### RECORDS PROVIDED:
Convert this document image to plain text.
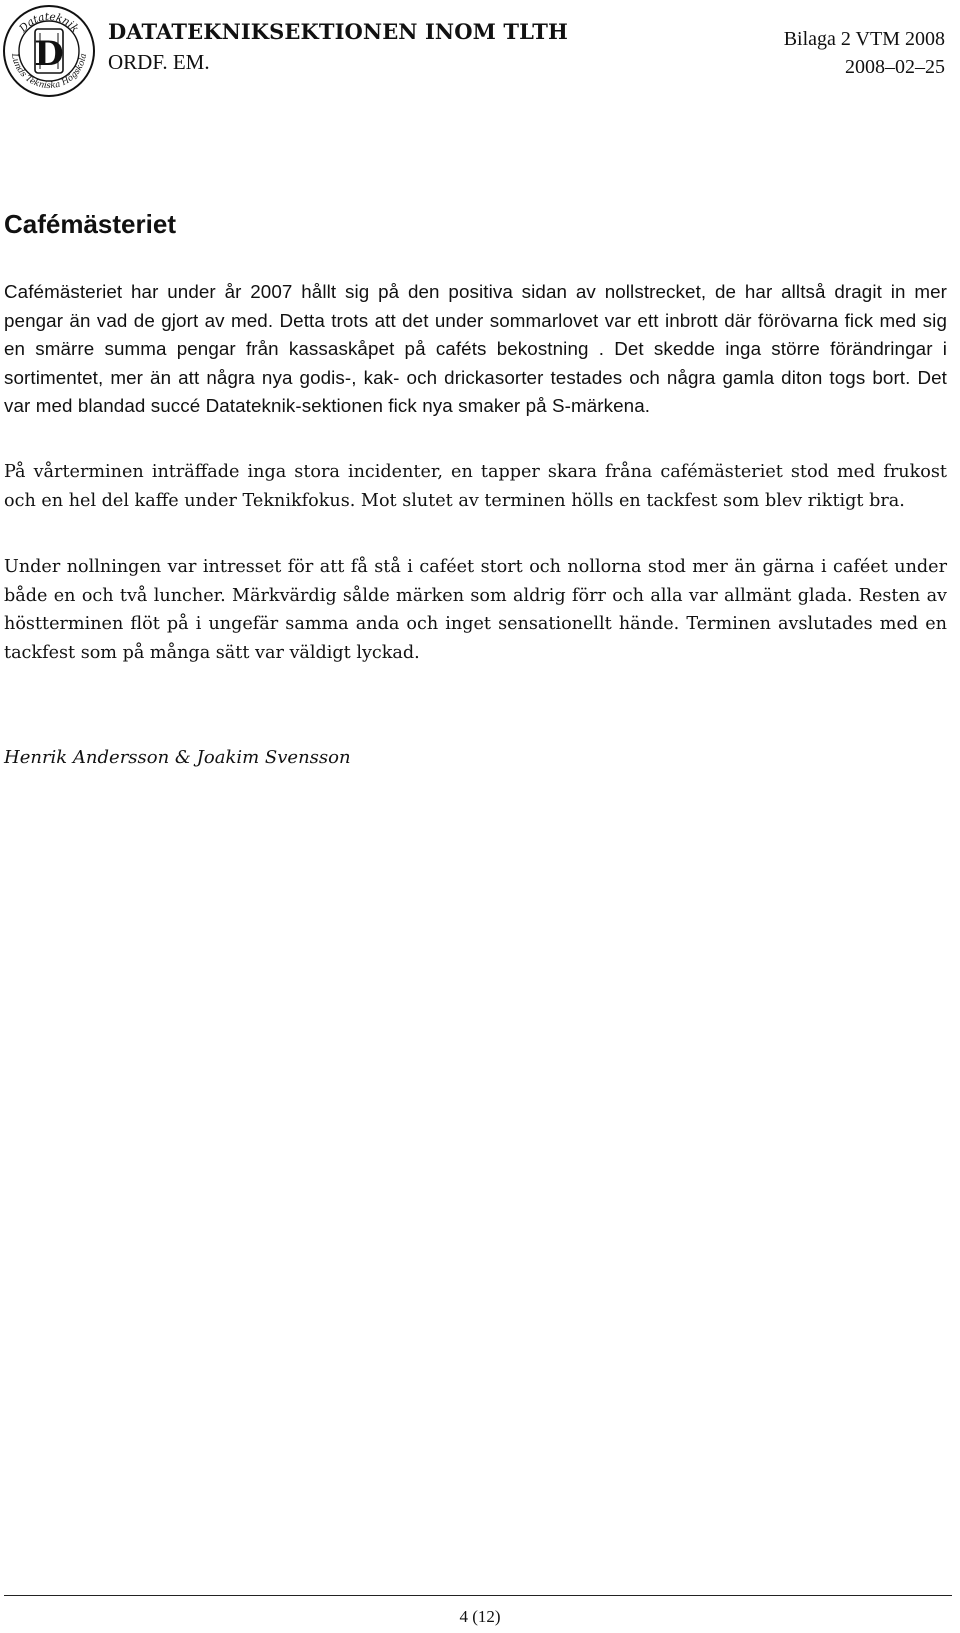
Datateknik
Lunds Tekniska Högskola
D
DATATEKNIKSEKTIONEN INOM TLTH
ORDF. EM.
Bilaga 2 VTM 2008
2008–02–25
Cafémästeriet

Cafémästeriet har under år 2007 hållt sig på den positiva sidan av nollstrecket, de har alltså dragit in mer pengar än vad de gjort av med. Detta trots att det under sommarlovet var ett inbrott där förövarna fick med sig en smärre summa pengar från kassaskåpet på caféts bekostning . Det skedde inga större förändringar i sortimentet, mer än att några nya godis-, kak- och drickasorter testades och några gamla diton togs bort. Det var med blandad succé Datateknik-sektionen fick nya smaker på S-märkena.

På vårterminen inträffade inga stora incidenter, en tapper skara fråna cafémästeriet stod med frukost och en hel del kaffe under Teknikfokus. Mot slutet av terminen hölls en tackfest som blev riktigt bra.

Under nollningen var intresset för att få stå i caféet stort och nollorna stod mer än gärna i caféet under både en och två luncher. Märkvärdig sålde märken som aldrig förr och alla var allmänt glada. Resten av höstterminen flöt på i ungefär samma anda och inget sensationellt hände. Terminen avslutades med en tackfest som på många sätt var väldigt lyckad.

Henrik Andersson & Joakim Svensson

4 (12)
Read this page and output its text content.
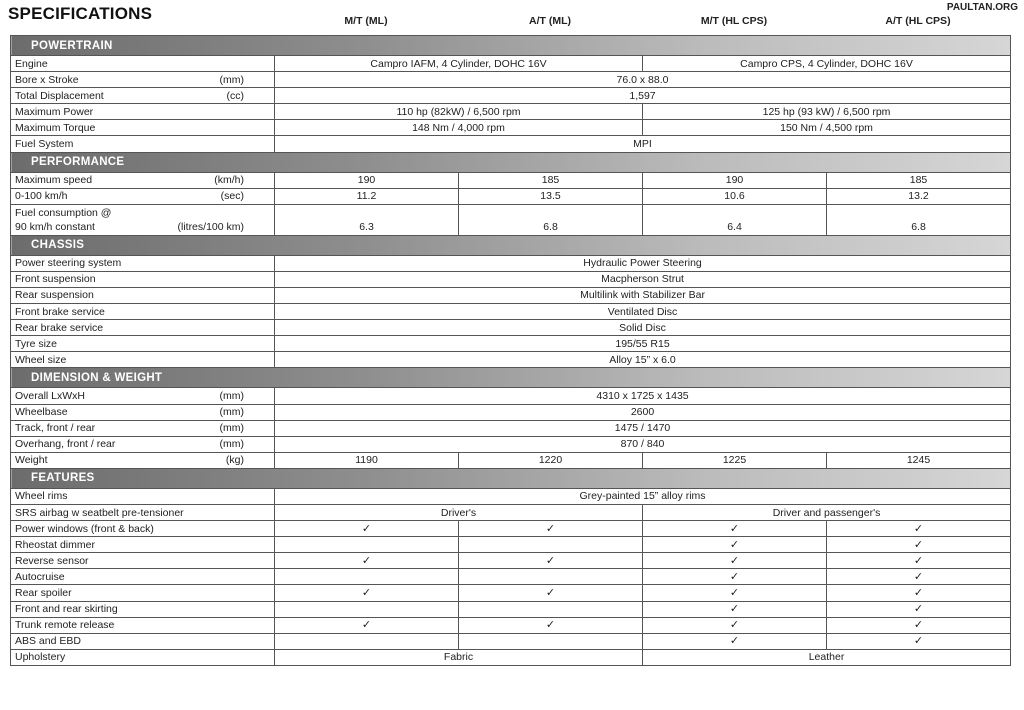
SPECIFICATIONS	PAULTAN.ORG
M/T (ML)	A/T (ML)	M/T (HL CPS)	A/T (HL CPS)
POWERTRAIN				

Engine	Campro IAFM, 4 Cylinder, DOHC 16V		Campro CPS, 4 Cylinder, DOHC 16V	

Bore x Stroke (mm)	76.0 x 88.0			

Total Displacement (cc)	1,597			

Maximum Power	110 hp (82kW) / 6,500 rpm		125 hp (93 kW) / 6,500 rpm	

Maximum Torque	148 Nm / 4,000 rpm		150 Nm / 4,500 rpm	

Fuel System	MPI			
PERFORMANCE				

Maximum speed (km/h)	190	185	190	185

0-100 km/h (sec)	11.2	13.5	10.6	13.2

Fuel consumption @
90 km/h constant (litres/100 km)	6.3	6.8	6.4	6.8
CHASSIS				

Power steering system	Hydraulic Power Steering			

Front suspension	Macpherson Strut			

Rear suspension	Multilink with Stabilizer Bar			

Front brake service	Ventilated Disc			

Rear brake service	Solid Disc			

Tyre size	195/55 R15			

Wheel size	Alloy 15” x 6.0			
DIMENSION & WEIGHT				

Overall LxWxH (mm)	4310 x 1725 x 1435			

Wheelbase (mm)	2600			

Track, front / rear (mm)	1475 / 1470			

Overhang, front / rear (mm)	870 / 840			

Weight (kg)	1190	1220	1225	1245
FEATURES				

Wheel rims	Grey-painted 15” alloy rims			

SRS airbag w seatbelt pre-tensioner	Driver's		Driver and passenger's	

Power windows (front & back)	✓	✓	✓	✓

Rheostat dimmer			✓	✓

Reverse sensor	✓	✓	✓	✓

Autocruise			✓	✓

Rear spoiler	✓	✓	✓	✓

Front and rear skirting			✓	✓

Trunk remote release	✓	✓	✓	✓

ABS and EBD			✓	✓

Upholstery	Fabric		Leather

### THE PROBLEM:
Every line is to be duplicated exactly, though pictures stay out.

### RESULT OF THE EXERCISE:
Convert this document image to plain text.
Datateknik
Lunds Tekniska Högskola
D
DATATEKNIKSEKTIONEN INOM TLTH
ORDF. EM.
Bilaga 2 VTM 2008
2008–02–25
Cafémästeriet

Cafémästeriet har under år 2007 hållt sig på den positiva sidan av nollstrecket, de har alltså dragit in mer pengar än vad de gjort av med. Detta trots att det under sommarlovet var ett inbrott där förövarna fick med sig en smärre summa pengar från kassaskåpet på caféts bekostning . Det skedde inga större förändringar i sortimentet, mer än att några nya godis-, kak- och drickasorter testades och några gamla diton togs bort. Det var med blandad succé Datateknik-sektionen fick nya smaker på S-märkena.

På vårterminen inträffade inga stora incidenter, en tapper skara fråna cafémästeriet stod med frukost och en hel del kaffe under Teknikfokus. Mot slutet av terminen hölls en tackfest som blev riktigt bra.

Under nollningen var intresset för att få stå i caféet stort och nollorna stod mer än gärna i caféet under både en och två luncher. Märkvärdig sålde märken som aldrig förr och alla var allmänt glada. Resten av höstterminen flöt på i ungefär samma anda och inget sensationellt hände. Terminen avslutades med en tackfest som på många sätt var väldigt lyckad.

Henrik Andersson & Joakim Svensson

4 (12)
Read this page and output its text content.
SPECIFICATIONS	PAULTAN.ORG
M/T (ML)	A/T (ML)	M/T (HL CPS)	A/T (HL CPS)
POWERTRAIN				

Engine	Campro IAFM, 4 Cylinder, DOHC 16V		Campro CPS, 4 Cylinder, DOHC 16V	

Bore x Stroke (mm)	76.0 x 88.0			

Total Displacement (cc)	1,597			

Maximum Power	110 hp (82kW) / 6,500 rpm		125 hp (93 kW) / 6,500 rpm	

Maximum Torque	148 Nm / 4,000 rpm		150 Nm / 4,500 rpm	

Fuel System	MPI			
PERFORMANCE				

Maximum speed (km/h)	190	185	190	185

0-100 km/h (sec)	11.2	13.5	10.6	13.2

Fuel consumption @
90 km/h constant (litres/100 km)	6.3	6.8	6.4	6.8
CHASSIS				

Power steering system	Hydraulic Power Steering			

Front suspension	Macpherson Strut			

Rear suspension	Multilink with Stabilizer Bar			

Front brake service	Ventilated Disc			

Rear brake service	Solid Disc			

Tyre size	195/55 R15			

Wheel size	Alloy 15” x 6.0			
DIMENSION & WEIGHT				

Overall LxWxH (mm)	4310 x 1725 x 1435			

Wheelbase (mm)	2600			

Track, front / rear (mm)	1475 / 1470			

Overhang, front / rear (mm)	870 / 840			

Weight (kg)	1190	1220	1225	1245
FEATURES				

Wheel rims	Grey-painted 15” alloy rims			

SRS airbag w seatbelt pre-tensioner	Driver's		Driver and passenger's	

Power windows (front & back)	✓	✓	✓	✓

Rheostat dimmer			✓	✓

Reverse sensor	✓	✓	✓	✓

Autocruise			✓	✓

Rear spoiler	✓	✓	✓	✓

Front and rear skirting			✓	✓

Trunk remote release	✓	✓	✓	✓

ABS and EBD			✓	✓

Upholstery	Fabric		Leather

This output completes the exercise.